* [Exercise]
Pick out and copy every line below that has the word "granddaughter".

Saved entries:
====================

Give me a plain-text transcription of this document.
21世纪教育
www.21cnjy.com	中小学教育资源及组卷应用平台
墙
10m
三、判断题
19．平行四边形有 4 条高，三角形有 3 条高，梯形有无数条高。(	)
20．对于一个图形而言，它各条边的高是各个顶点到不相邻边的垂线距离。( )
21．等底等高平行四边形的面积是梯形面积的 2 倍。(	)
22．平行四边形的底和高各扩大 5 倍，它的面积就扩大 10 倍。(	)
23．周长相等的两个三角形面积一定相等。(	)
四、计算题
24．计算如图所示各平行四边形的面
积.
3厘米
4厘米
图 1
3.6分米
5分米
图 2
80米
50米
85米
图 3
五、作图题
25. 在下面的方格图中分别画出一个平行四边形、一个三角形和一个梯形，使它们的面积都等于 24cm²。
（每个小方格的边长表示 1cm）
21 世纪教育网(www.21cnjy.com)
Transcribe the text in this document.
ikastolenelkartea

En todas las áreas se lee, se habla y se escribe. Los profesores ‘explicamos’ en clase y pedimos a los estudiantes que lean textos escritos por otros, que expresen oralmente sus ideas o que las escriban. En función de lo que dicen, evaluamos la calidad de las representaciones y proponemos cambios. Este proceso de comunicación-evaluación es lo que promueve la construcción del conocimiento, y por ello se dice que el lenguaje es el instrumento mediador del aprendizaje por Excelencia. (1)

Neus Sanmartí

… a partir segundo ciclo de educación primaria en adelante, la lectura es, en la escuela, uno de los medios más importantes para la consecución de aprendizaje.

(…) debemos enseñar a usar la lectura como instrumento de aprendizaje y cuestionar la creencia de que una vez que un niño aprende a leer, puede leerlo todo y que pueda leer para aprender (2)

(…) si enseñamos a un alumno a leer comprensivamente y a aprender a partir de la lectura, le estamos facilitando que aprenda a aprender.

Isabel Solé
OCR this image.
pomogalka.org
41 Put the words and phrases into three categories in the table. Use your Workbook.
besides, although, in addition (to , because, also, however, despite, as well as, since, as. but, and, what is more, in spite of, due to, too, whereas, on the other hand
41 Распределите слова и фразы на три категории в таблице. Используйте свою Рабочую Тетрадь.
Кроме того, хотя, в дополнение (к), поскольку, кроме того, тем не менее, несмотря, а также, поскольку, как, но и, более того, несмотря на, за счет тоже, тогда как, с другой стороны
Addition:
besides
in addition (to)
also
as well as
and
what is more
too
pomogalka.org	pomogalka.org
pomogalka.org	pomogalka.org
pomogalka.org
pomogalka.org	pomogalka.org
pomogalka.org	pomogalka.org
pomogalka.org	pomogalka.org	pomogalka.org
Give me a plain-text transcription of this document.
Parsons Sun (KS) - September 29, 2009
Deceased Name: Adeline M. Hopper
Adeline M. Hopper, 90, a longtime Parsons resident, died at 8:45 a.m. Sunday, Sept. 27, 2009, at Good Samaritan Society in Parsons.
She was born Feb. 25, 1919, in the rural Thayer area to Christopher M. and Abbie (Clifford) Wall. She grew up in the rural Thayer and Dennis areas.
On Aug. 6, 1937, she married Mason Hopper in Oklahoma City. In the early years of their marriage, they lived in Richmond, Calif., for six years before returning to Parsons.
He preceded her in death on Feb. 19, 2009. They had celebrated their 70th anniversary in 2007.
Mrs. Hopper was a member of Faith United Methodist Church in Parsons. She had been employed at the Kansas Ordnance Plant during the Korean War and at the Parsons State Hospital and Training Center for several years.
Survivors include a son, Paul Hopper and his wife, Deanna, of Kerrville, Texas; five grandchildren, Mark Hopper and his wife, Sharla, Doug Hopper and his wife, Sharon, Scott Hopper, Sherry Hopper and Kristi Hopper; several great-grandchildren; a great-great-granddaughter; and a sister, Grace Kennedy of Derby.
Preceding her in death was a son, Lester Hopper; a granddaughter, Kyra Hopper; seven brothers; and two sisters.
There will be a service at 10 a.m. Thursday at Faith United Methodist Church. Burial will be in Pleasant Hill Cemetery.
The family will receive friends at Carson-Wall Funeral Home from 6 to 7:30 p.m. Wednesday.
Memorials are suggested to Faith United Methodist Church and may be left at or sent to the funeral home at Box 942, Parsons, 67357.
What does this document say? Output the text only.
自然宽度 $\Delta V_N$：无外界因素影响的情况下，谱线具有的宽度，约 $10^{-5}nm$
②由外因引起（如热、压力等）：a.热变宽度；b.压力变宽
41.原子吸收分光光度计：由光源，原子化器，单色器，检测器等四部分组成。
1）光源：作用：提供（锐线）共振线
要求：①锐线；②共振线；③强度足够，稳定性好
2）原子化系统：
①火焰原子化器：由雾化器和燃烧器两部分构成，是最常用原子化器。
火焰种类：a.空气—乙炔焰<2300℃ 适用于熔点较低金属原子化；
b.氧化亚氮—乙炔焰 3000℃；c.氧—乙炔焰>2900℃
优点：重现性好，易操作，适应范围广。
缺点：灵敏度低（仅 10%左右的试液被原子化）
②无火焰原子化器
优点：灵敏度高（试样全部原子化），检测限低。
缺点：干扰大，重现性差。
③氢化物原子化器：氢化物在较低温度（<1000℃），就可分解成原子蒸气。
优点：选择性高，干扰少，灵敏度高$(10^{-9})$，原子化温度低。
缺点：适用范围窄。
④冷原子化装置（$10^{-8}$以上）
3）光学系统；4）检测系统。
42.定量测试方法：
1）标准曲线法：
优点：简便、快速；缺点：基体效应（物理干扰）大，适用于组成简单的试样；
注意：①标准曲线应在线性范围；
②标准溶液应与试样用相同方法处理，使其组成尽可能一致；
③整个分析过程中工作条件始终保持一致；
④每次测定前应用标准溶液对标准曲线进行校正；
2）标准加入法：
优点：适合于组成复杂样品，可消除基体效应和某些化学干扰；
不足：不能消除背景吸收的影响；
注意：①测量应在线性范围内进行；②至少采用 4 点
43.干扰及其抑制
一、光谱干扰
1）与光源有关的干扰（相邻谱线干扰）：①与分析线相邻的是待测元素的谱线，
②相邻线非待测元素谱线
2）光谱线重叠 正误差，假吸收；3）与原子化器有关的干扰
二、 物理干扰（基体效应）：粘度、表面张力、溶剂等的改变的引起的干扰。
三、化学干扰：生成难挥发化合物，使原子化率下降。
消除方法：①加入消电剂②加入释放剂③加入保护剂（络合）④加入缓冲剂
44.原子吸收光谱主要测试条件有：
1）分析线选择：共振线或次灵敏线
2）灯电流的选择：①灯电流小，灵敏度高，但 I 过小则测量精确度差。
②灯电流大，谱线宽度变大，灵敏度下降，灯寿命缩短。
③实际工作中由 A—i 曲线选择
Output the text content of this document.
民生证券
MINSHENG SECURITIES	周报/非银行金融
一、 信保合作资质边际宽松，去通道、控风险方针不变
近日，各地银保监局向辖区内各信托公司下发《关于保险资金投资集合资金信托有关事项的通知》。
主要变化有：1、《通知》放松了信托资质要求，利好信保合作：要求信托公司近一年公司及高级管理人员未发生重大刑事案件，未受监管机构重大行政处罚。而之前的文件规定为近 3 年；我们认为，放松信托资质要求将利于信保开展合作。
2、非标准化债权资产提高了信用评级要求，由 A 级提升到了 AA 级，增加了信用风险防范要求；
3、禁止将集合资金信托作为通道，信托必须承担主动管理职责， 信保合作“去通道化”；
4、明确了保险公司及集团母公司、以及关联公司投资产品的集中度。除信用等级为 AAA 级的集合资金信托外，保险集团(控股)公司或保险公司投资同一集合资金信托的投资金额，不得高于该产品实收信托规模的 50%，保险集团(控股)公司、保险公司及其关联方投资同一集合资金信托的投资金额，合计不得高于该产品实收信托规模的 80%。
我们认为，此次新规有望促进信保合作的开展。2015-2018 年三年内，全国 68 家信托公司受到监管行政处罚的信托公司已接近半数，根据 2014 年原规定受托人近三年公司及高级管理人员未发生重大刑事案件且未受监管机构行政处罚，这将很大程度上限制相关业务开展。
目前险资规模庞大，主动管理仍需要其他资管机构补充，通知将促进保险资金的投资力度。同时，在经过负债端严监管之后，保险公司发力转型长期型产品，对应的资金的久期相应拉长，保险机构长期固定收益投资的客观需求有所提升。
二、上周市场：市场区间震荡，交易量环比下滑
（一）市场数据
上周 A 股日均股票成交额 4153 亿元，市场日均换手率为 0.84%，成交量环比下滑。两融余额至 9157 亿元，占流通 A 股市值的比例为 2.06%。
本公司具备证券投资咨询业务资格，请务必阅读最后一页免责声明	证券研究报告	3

====================

* [Task result]
Survivors include a son, Paul Hopper and his wife, Deanna, of Kerrville, Texas; five grandchildren, Mark Hopper and his wife, Sharla, Doug Hopper and his wife, Sharon, Scott Hopper, Sherry Hopper and Kristi Hopper; several great-grandchildren; a great-great-granddaughter; and a sister, Grace Kennedy of Derby.
Preceding her in death was a son, Lester Hopper; a granddaughter, Kyra Hopper; seven brothers; and two sisters.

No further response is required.